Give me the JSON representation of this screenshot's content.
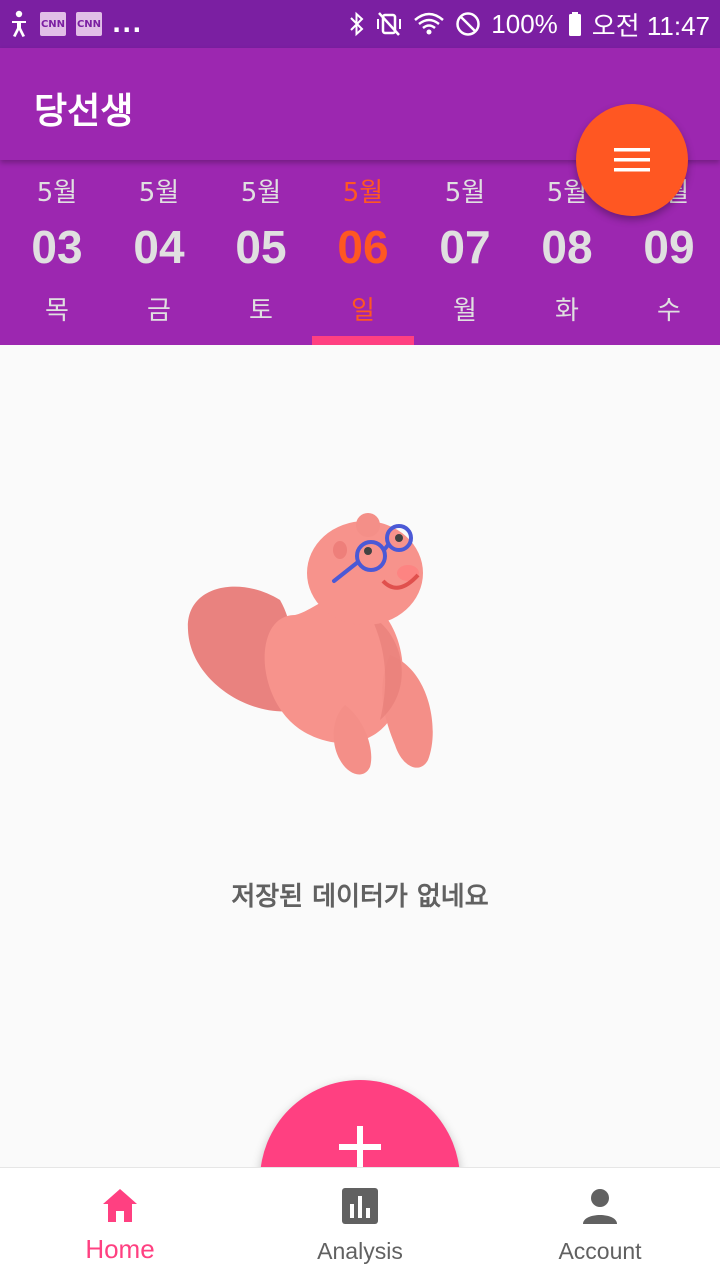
{
  "status_bar": {
    "left_icons": [
      "accessibility-icon",
      "cnn-icon",
      "cnn-icon"
    ],
    "overflow": "...",
    "battery": "100%",
    "time": "오전 11:47"
  },
  "app_bar": {
    "title": "당선생",
    "menu_icon": "hamburger-icon"
  },
  "dates": [
    {
      "month": "5월",
      "day": "03",
      "weekday": "목",
      "selected": false
    },
    {
      "month": "5월",
      "day": "04",
      "weekday": "금",
      "selected": false
    },
    {
      "month": "5월",
      "day": "05",
      "weekday": "토",
      "selected": false
    },
    {
      "month": "5월",
      "day": "06",
      "weekday": "일",
      "selected": true
    },
    {
      "month": "5월",
      "day": "07",
      "weekday": "월",
      "selected": false
    },
    {
      "month": "5월",
      "day": "08",
      "weekday": "화",
      "selected": false
    },
    {
      "month": "5월",
      "day": "09",
      "weekday": "수",
      "selected": false
    }
  ],
  "empty_state": {
    "message": "저장된 데이터가 없네요",
    "illustration": "squirrel-with-glasses"
  },
  "add_button": {
    "icon": "plus-icon"
  },
  "bottom_nav": [
    {
      "label": "Home",
      "icon": "home-icon",
      "active": true
    },
    {
      "label": "Analysis",
      "icon": "bar-chart-icon",
      "active": false
    },
    {
      "label": "Account",
      "icon": "person-icon",
      "active": false
    }
  ],
  "colors": {
    "status_bar": "#7b1fa2",
    "primary": "#9c27b0",
    "accent_orange": "#ff5722",
    "accent_pink": "#ff4081",
    "date_text": "#e0e0e0"
  }
}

**What is needed**. Reproduce each entry precisely, dropping only the pictures.

**Right answer**.
Give me the JSON representation of this screenshot's content.
{
  "status_bar": {
    "left_icons": [
      "accessibility-icon",
      "cnn-icon",
      "cnn-icon"
    ],
    "overflow": "...",
    "battery": "100%",
    "time": "오전 11:47"
  },
  "app_bar": {
    "title": "당선생",
    "menu_icon": "hamburger-icon"
  },
  "dates": [
    {
      "month": "5월",
      "day": "03",
      "weekday": "목",
      "selected": false
    },
    {
      "month": "5월",
      "day": "04",
      "weekday": "금",
      "selected": false
    },
    {
      "month": "5월",
      "day": "05",
      "weekday": "토",
      "selected": false
    },
    {
      "month": "5월",
      "day": "06",
      "weekday": "일",
      "selected": true
    },
    {
      "month": "5월",
      "day": "07",
      "weekday": "월",
      "selected": false
    },
    {
      "month": "5월",
      "day": "08",
      "weekday": "화",
      "selected": false
    },
    {
      "month": "5월",
      "day": "09",
      "weekday": "수",
      "selected": false
    }
  ],
  "empty_state": {
    "message": "저장된 데이터가 없네요",
    "illustration": "squirrel-with-glasses"
  },
  "add_button": {
    "icon": "plus-icon"
  },
  "bottom_nav": [
    {
      "label": "Home",
      "icon": "home-icon",
      "active": true
    },
    {
      "label": "Analysis",
      "icon": "bar-chart-icon",
      "active": false
    },
    {
      "label": "Account",
      "icon": "person-icon",
      "active": false
    }
  ],
  "colors": {
    "status_bar": "#7b1fa2",
    "primary": "#9c27b0",
    "accent_orange": "#ff5722",
    "accent_pink": "#ff4081",
    "date_text": "#e0e0e0"
  }
}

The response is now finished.